7. After the remand the petition was once again decided by the learned District Judge, Hoshiarpur, vide judgment and decree dated 19-2-1983 After appraising the evidence adduced on the record by the appellant and led in defence by the respondent he held that both the grounds of cruelty and desertion stood establish and, therefore, granted a decree of divorce in favour of the appellant and against the respondent, dissolving the marriage between them. This second judgment and decree of the learned District Judge was again made the subject-matter of F.A.O. No. 54-M of 1983, filed by the respondent in this Court which was decided by M.M. Punchhi, J. on July 26, 1984. It was observed that the evidence that has been taken into consideration while granting the decree was not based on any pleadings. The acts of cruelty which were sought to be proved in the course of evidence were not specifically pleaded in the petition. On a prayer made on behalf of the appellant, he was allowed to amend the petition subject to payment of Rs. 1000/- as costs, so as to plead all those alleged facts which constituted cruelty according to the evidence adduced by him. The judgment and decree were, therefore, once again set aside and the case was remanded to the learned District Judge to proceed in accordance with law.

8. The amended petition was filed before the learned District Judge on 14-6-1985. Written statement to the same was filed by the respondent on 10-9-1985. A rejoinder was filed by the appellant on 289-1985. No fresh issue was claimed by the parties. At this stage the case was transferred to the court of learned Additional District Judge, Hoshiarpur. He afforded opportunity to the parties to lead evidence Learned counsel for the appellant made a statement on 26-11-1985 that he did not want to lead any evidence after amendment of the pleadings. The respondent, however, wanted to lead evidence. She produced Dharam Paul PW 5 who simply stated that when at the earlier stage the case was pending before the learned District Judge, a compromise was arrived at between the parties, which was sought to be produced in the Court but was not taken on record. Besides this no other evidence was produced and the respondent closed her evidence. After re-appreciating the evidence already on the record, the learned Additional District Judge decided both the issues against the appellant and held that neither the ground of cruelty nor that of the desertion was established. As a consequence, vide judgment and decree under appeal, the petition filed by the appellant was dismissed.

9. I have heard the learned counsel for the parties on 27-1-1987. On that date learned counsel for the appellant paid a sum of Rs. 280/- to the counsel for the respondent, as the balance amount of maintenance pendente lite upto 31st January 1987, after adjusting the amount deposited by the appellant towards maintenance under Section 125, Code of Criminal Procedure. Interestingly, despite the fact that in the first instance the decree of divorce was granted in favour of the appellant on the ground that the respondent had made unfounded allegations against him in her reply, assailing his character, which by itself constituted cruelty, he did not incorporate this ground in his amended petition. Likewise, while filing reply to the ameded petition the respondent did not repeat the allegations that the appellant was a drunkard or a debauch and instead stated that what had been alleged in the petition as acts of cruelty on her part, amounted to her vilification and character assassination. She, no doubt, added that the appellant was addicted to liquor and was in the habit of coming home after becoming drunk and deriving pleasure by abusing her in an irresponsible manner. It is to be noted that the appellant while amending the petition, introduced in the petition all those instances which according to him amounted to acts of cruelty on the part of the respondent, and in support of which he had already led evidence on the record.

§ **Data extract**

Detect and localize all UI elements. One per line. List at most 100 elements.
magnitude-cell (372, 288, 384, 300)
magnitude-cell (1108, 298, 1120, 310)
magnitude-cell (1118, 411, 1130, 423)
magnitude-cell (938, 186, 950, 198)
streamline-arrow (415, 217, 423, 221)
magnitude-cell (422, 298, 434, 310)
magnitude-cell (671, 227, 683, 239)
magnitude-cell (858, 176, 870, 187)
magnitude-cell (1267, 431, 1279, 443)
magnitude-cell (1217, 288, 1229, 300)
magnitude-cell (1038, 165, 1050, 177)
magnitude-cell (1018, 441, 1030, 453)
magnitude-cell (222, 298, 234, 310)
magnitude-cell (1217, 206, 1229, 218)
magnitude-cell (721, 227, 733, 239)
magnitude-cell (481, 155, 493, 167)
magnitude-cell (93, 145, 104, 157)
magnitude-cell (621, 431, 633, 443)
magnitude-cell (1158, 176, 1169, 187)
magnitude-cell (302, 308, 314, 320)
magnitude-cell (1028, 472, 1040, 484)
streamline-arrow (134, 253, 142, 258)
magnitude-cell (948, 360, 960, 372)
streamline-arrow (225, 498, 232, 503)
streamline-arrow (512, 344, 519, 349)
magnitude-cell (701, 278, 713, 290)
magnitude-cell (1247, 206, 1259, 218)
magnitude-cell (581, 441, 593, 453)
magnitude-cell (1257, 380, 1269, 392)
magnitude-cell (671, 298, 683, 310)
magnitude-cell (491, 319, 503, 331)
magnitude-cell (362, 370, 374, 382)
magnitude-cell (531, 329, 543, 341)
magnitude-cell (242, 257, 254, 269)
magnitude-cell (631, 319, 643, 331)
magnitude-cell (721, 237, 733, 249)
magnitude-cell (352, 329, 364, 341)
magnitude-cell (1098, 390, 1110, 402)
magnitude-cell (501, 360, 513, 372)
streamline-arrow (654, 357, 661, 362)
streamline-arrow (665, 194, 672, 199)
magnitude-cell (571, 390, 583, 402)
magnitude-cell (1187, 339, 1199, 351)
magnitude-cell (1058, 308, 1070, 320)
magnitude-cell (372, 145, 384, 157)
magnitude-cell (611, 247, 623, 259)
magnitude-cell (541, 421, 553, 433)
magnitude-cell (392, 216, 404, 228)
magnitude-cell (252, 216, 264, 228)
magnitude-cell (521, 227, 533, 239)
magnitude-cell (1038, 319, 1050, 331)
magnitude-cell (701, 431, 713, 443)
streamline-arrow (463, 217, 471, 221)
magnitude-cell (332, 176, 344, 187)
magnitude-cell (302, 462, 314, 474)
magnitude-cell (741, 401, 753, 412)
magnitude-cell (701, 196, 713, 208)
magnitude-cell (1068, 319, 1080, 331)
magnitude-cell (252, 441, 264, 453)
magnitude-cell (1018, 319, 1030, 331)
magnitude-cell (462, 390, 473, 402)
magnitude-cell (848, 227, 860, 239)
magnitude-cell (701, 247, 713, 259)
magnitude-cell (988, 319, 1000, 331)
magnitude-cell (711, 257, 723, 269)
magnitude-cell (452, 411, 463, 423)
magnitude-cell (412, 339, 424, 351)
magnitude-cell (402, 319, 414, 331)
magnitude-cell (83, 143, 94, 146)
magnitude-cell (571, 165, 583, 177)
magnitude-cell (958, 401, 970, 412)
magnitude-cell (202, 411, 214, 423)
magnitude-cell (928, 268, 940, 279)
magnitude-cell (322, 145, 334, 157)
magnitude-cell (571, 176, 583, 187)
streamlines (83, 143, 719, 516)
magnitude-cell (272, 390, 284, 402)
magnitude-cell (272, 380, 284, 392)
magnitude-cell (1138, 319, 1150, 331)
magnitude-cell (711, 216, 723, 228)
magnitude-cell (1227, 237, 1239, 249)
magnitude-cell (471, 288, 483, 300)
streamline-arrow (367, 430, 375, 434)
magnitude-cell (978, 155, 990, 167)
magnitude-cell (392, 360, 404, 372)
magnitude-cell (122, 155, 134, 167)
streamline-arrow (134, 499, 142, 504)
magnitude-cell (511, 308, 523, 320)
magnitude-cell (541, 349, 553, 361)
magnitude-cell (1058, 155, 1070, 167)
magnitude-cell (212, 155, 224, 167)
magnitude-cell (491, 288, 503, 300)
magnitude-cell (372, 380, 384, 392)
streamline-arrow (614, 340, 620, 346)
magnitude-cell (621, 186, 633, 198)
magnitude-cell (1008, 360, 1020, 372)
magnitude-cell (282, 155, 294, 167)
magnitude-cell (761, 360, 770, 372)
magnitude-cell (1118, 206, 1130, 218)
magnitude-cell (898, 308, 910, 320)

§ **Instructions**
1. In the divorce appeal text, on what date was the amended petition filed before the District Judge?
2. Using the divorce appeal text, please explain in one to three sentences why M.M. Punchhi, J. set aside the second judgment and decree granting divorce.

§ **The replies**
1. 14-6-1985

2. The evidence used to grant the decree was not based on any pleadings, because the acts of cruelty the appellant tried to prove in evidence had not been specifically pleaded in the petition. The appellant was therefore allowed to amend the petition, on payment of Rs. 1000/- as costs, and the case was sent back to the District Judge.